> [Direction]:
Rewrite everything from the first of the lines below down through the line that contains "section-heading: Calculating Differential", replacing "list-item" with "bullet-item" and changing nothing else.

> [Material for this exercise]:
>> BEGIN
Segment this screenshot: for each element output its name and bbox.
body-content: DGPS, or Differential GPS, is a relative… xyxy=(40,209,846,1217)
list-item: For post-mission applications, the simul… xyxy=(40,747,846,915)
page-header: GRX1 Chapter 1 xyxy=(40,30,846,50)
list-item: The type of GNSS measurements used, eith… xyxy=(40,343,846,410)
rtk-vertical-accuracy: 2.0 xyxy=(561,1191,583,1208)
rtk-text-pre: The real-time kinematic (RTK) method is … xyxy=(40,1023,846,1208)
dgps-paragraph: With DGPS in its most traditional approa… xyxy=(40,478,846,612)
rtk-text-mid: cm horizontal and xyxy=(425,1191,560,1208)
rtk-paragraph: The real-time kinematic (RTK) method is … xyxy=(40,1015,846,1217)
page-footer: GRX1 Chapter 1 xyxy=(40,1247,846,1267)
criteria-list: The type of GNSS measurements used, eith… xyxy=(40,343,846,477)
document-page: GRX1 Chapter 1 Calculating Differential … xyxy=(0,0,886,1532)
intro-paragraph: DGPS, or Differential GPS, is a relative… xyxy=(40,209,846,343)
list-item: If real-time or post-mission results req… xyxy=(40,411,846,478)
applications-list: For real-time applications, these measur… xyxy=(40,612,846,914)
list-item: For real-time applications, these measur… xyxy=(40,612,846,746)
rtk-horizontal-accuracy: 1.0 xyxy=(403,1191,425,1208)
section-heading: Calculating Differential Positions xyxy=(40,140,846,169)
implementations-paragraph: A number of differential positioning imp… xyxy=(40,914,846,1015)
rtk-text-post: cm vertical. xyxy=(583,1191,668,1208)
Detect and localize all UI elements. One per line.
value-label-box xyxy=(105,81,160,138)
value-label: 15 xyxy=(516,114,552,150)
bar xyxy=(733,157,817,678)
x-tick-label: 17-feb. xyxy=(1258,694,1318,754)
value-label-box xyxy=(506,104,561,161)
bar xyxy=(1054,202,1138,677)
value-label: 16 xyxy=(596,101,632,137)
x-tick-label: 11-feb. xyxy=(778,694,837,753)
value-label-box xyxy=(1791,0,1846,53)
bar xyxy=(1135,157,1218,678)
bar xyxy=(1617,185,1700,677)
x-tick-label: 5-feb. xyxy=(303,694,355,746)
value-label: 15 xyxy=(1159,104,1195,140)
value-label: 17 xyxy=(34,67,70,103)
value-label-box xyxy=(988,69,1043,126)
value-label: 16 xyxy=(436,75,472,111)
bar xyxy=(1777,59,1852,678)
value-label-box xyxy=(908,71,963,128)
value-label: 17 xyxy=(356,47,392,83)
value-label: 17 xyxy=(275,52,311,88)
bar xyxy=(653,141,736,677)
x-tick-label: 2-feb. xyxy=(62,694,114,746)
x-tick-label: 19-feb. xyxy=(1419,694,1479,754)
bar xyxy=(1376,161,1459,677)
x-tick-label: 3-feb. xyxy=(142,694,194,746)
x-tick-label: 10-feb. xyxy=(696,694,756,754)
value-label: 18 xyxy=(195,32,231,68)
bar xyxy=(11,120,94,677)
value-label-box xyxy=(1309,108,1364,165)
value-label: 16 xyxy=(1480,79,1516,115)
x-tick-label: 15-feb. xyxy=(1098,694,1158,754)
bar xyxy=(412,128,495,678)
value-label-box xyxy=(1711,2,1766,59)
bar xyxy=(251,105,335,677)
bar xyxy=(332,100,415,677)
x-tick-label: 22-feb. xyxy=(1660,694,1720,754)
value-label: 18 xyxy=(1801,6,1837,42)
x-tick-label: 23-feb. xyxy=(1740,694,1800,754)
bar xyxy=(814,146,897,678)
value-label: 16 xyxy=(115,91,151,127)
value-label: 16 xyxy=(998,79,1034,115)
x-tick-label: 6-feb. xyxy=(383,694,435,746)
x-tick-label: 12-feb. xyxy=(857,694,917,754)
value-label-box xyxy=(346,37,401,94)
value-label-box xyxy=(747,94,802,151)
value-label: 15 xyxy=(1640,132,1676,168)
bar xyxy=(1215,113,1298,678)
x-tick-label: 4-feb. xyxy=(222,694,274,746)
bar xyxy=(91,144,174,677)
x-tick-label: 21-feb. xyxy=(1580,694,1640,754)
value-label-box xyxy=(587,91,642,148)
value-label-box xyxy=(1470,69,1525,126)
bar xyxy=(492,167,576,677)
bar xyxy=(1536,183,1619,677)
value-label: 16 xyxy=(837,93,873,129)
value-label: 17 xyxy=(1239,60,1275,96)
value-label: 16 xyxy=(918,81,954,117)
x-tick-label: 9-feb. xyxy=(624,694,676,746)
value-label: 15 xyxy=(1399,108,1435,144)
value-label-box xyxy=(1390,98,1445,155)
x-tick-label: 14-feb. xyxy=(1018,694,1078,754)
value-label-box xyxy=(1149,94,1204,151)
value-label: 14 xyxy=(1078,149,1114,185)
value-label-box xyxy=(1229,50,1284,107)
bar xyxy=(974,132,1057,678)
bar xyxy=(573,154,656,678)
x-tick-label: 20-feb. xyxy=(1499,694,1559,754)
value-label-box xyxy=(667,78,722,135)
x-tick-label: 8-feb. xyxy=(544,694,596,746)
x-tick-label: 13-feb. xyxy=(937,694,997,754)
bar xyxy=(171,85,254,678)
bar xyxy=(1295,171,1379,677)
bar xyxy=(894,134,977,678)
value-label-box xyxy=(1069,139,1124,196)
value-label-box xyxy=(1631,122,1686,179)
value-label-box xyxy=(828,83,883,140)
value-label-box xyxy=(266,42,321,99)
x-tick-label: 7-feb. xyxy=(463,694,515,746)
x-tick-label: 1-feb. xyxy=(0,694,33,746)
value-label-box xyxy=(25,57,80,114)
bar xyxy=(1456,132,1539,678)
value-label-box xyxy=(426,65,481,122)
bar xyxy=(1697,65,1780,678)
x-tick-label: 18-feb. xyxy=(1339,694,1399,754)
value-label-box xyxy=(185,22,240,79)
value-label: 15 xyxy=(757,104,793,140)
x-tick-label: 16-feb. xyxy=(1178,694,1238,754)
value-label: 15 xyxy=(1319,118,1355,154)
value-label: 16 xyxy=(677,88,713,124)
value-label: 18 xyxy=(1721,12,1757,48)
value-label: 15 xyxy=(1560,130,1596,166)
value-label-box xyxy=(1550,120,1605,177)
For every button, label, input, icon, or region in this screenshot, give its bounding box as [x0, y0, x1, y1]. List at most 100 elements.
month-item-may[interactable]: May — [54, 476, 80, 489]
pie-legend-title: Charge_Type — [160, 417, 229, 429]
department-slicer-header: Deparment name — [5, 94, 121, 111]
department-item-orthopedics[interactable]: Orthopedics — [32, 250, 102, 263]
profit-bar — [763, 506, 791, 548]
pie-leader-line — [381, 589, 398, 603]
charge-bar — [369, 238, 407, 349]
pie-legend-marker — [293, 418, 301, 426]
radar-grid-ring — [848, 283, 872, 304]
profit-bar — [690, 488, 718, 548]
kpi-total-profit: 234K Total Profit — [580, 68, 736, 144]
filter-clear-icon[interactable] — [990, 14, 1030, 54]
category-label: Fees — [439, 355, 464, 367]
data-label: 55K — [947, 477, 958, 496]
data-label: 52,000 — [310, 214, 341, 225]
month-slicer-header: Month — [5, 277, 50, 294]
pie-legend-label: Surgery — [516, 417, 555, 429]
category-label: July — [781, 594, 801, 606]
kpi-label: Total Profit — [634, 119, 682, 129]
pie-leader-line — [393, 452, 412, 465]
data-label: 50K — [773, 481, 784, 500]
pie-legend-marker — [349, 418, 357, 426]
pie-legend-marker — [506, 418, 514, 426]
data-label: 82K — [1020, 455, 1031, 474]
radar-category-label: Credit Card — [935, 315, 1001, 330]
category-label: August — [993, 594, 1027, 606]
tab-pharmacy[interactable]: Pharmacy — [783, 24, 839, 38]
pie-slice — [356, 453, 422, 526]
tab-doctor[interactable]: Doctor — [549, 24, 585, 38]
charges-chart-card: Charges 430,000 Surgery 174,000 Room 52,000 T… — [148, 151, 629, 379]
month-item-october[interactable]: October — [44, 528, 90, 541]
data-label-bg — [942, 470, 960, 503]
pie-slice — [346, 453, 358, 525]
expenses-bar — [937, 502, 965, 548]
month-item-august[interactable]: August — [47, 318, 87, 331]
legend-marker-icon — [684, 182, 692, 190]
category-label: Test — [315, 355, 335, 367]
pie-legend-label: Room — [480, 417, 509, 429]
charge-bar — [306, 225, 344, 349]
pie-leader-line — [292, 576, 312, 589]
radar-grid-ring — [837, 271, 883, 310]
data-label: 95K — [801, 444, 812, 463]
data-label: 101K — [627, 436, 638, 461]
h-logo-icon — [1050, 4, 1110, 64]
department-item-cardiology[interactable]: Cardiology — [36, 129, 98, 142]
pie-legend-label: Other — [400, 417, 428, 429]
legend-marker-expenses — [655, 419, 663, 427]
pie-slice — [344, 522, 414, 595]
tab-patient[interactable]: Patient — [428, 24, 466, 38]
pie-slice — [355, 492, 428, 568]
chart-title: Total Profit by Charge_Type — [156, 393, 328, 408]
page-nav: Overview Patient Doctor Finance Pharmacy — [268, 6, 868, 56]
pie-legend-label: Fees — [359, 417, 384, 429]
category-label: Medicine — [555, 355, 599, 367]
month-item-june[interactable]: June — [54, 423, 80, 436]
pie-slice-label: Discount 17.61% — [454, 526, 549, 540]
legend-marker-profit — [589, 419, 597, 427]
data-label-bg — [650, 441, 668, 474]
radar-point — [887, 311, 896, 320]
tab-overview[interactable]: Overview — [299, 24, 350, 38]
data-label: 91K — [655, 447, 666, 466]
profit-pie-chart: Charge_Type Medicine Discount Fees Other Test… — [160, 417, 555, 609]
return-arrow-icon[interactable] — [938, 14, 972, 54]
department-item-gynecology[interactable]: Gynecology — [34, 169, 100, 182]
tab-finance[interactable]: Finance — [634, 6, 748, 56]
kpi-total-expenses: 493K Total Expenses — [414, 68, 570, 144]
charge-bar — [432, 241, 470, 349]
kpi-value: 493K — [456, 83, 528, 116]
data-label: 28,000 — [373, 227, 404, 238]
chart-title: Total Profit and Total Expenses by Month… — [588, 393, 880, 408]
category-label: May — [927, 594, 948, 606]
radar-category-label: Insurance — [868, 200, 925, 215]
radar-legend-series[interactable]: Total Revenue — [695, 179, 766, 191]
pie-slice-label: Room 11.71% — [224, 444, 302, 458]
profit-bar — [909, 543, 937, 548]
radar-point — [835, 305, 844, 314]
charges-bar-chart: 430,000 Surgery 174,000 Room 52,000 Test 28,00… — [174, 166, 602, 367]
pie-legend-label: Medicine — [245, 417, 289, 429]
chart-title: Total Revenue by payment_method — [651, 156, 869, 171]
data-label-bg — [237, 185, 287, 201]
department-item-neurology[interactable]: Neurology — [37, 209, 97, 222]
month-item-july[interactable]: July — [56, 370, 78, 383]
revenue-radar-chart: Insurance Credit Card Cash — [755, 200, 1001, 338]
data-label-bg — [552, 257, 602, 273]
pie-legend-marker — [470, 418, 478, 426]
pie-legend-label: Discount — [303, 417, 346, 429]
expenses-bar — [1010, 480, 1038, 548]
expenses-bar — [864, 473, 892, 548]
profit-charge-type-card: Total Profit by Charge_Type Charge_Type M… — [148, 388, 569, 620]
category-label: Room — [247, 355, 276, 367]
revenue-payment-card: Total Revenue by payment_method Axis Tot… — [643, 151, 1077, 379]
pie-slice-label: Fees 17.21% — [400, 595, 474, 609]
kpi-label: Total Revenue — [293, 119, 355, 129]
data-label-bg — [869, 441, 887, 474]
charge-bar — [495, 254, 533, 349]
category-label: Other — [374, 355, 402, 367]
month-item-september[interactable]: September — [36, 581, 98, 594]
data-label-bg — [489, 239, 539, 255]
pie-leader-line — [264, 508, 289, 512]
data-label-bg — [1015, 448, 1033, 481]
>> END
> [Result for this exercise]:
Segment this screenshot: for each element output its name and bbox.
body-content: DGPS, or Differential GPS, is a relative… xyxy=(40,209,846,1217)
bullet-item: For post-mission applications, the simul… xyxy=(40,747,846,915)
page-header: GRX1 Chapter 1 xyxy=(40,30,846,50)
bullet-item: The type of GNSS measurements used, eith… xyxy=(40,343,846,410)
rtk-vertical-accuracy: 2.0 xyxy=(561,1191,583,1208)
rtk-text-pre: The real-time kinematic (RTK) method is … xyxy=(40,1023,846,1208)
dgps-paragraph: With DGPS in its most traditional approa… xyxy=(40,478,846,612)
rtk-text-mid: cm horizontal and xyxy=(425,1191,560,1208)
rtk-paragraph: The real-time kinematic (RTK) method is … xyxy=(40,1015,846,1217)
page-footer: GRX1 Chapter 1 xyxy=(40,1247,846,1267)
criteria-list: The type of GNSS measurements used, eith… xyxy=(40,343,846,477)
document-page: GRX1 Chapter 1 Calculating Differential … xyxy=(0,0,886,1532)
intro-paragraph: DGPS, or Differential GPS, is a relative… xyxy=(40,209,846,343)
bullet-item: If real-time or post-mission results req… xyxy=(40,411,846,478)
applications-list: For real-time applications, these measur… xyxy=(40,612,846,914)
bullet-item: For real-time applications, these measur… xyxy=(40,612,846,746)
rtk-horizontal-accuracy: 1.0 xyxy=(403,1191,425,1208)
section-heading: Calculating Differential Positions xyxy=(40,140,846,169)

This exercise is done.